*** Extracted information ***

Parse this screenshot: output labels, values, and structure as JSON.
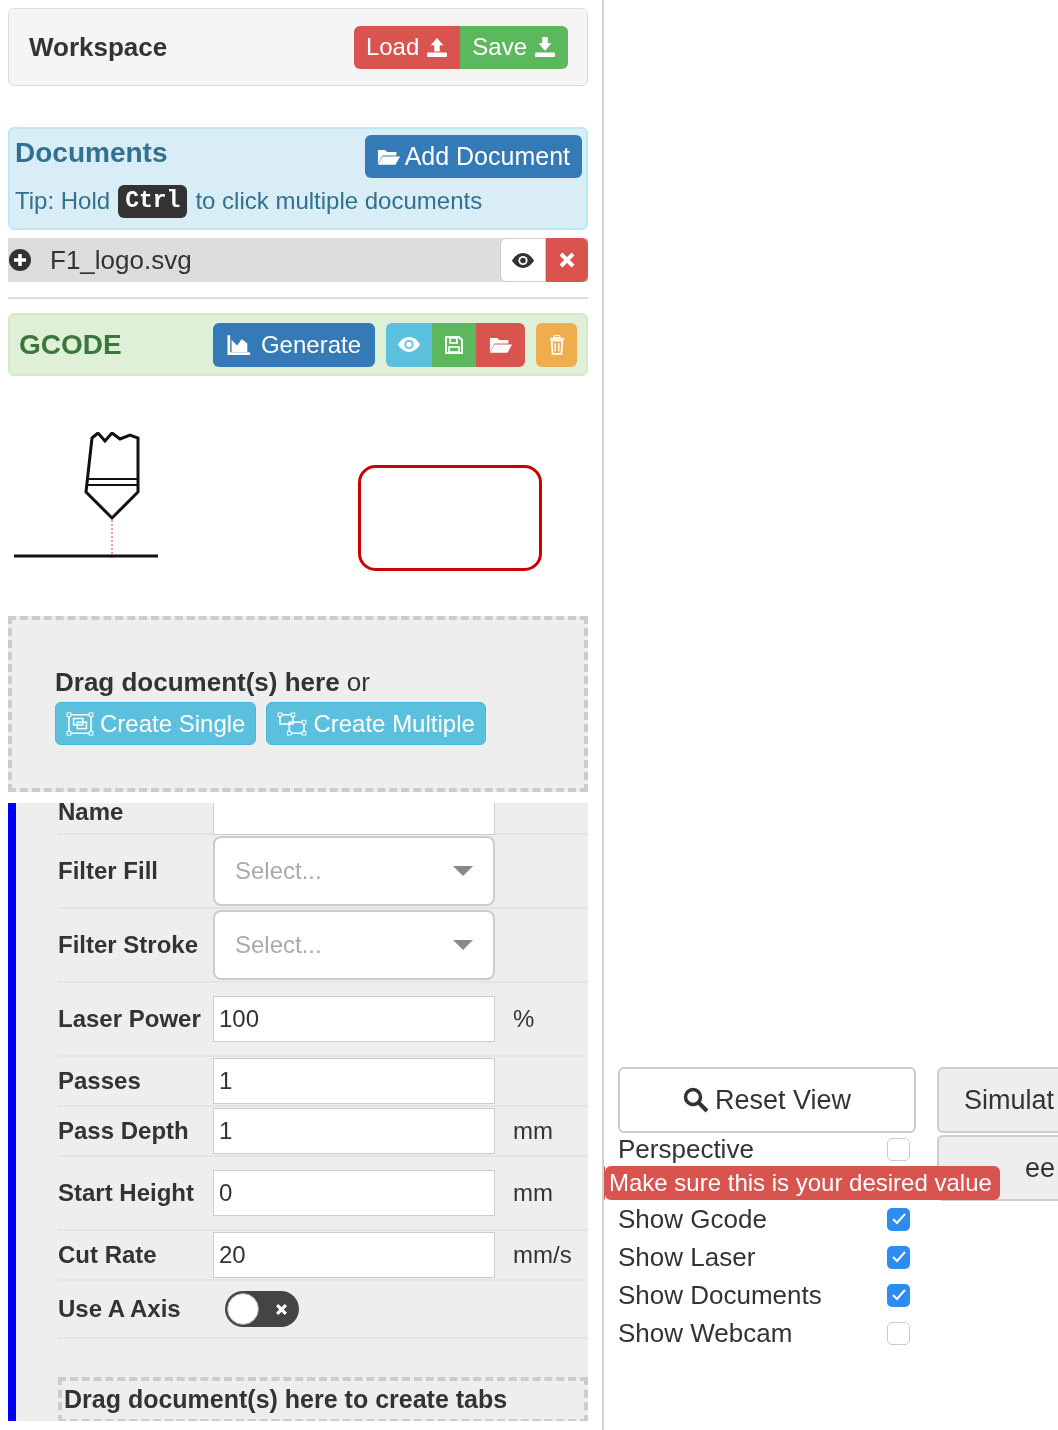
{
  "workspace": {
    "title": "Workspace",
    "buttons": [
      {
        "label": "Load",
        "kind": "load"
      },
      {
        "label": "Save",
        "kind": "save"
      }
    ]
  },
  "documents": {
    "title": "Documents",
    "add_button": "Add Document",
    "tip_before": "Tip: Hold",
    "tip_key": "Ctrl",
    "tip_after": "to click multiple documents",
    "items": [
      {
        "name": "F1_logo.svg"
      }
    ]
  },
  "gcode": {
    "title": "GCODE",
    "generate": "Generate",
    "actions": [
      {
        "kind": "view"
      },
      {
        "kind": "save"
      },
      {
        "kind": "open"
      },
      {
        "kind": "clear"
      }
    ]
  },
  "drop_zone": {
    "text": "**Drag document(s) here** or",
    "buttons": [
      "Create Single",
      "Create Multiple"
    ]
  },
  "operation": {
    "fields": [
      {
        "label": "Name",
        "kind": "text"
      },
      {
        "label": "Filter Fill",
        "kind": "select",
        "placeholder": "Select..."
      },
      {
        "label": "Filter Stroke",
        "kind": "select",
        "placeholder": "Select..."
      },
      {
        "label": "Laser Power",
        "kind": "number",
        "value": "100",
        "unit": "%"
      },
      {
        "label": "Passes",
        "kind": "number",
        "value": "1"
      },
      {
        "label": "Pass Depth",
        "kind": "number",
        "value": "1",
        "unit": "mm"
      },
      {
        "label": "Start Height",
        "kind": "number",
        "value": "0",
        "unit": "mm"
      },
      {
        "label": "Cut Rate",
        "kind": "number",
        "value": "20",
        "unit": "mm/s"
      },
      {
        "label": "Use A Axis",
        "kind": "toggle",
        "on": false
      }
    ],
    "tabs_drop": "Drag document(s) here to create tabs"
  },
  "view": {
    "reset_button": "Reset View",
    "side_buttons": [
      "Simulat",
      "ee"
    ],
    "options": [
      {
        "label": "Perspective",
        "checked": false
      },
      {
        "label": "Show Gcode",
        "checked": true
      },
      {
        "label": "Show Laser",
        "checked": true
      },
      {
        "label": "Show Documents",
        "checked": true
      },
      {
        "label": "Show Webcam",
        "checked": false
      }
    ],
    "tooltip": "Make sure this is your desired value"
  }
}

***

Challenge:
Transcribe every line from the records above without alteration, and leave out the images.

Right answer:
Parse this screenshot: output labels, values, and structure as JSON.
{
  "workspace": {
    "title": "Workspace",
    "buttons": [
      {
        "label": "Load",
        "kind": "load"
      },
      {
        "label": "Save",
        "kind": "save"
      }
    ]
  },
  "documents": {
    "title": "Documents",
    "add_button": "Add Document",
    "tip_before": "Tip: Hold",
    "tip_key": "Ctrl",
    "tip_after": "to click multiple documents",
    "items": [
      {
        "name": "F1_logo.svg"
      }
    ]
  },
  "gcode": {
    "title": "GCODE",
    "generate": "Generate",
    "actions": [
      {
        "kind": "view"
      },
      {
        "kind": "save"
      },
      {
        "kind": "open"
      },
      {
        "kind": "clear"
      }
    ]
  },
  "drop_zone": {
    "text": "**Drag document(s) here** or",
    "buttons": [
      "Create Single",
      "Create Multiple"
    ]
  },
  "operation": {
    "fields": [
      {
        "label": "Name",
        "kind": "text"
      },
      {
        "label": "Filter Fill",
        "kind": "select",
        "placeholder": "Select..."
      },
      {
        "label": "Filter Stroke",
        "kind": "select",
        "placeholder": "Select..."
      },
      {
        "label": "Laser Power",
        "kind": "number",
        "value": "100",
        "unit": "%"
      },
      {
        "label": "Passes",
        "kind": "number",
        "value": "1"
      },
      {
        "label": "Pass Depth",
        "kind": "number",
        "value": "1",
        "unit": "mm"
      },
      {
        "label": "Start Height",
        "kind": "number",
        "value": "0",
        "unit": "mm"
      },
      {
        "label": "Cut Rate",
        "kind": "number",
        "value": "20",
        "unit": "mm/s"
      },
      {
        "label": "Use A Axis",
        "kind": "toggle",
        "on": false
      }
    ],
    "tabs_drop": "Drag document(s) here to create tabs"
  },
  "view": {
    "reset_button": "Reset View",
    "side_buttons": [
      "Simulat",
      "ee"
    ],
    "options": [
      {
        "label": "Perspective",
        "checked": false
      },
      {
        "label": "Show Gcode",
        "checked": true
      },
      {
        "label": "Show Laser",
        "checked": true
      },
      {
        "label": "Show Documents",
        "checked": true
      },
      {
        "label": "Show Webcam",
        "checked": false
      }
    ],
    "tooltip": "Make sure this is your desired value"
  }
}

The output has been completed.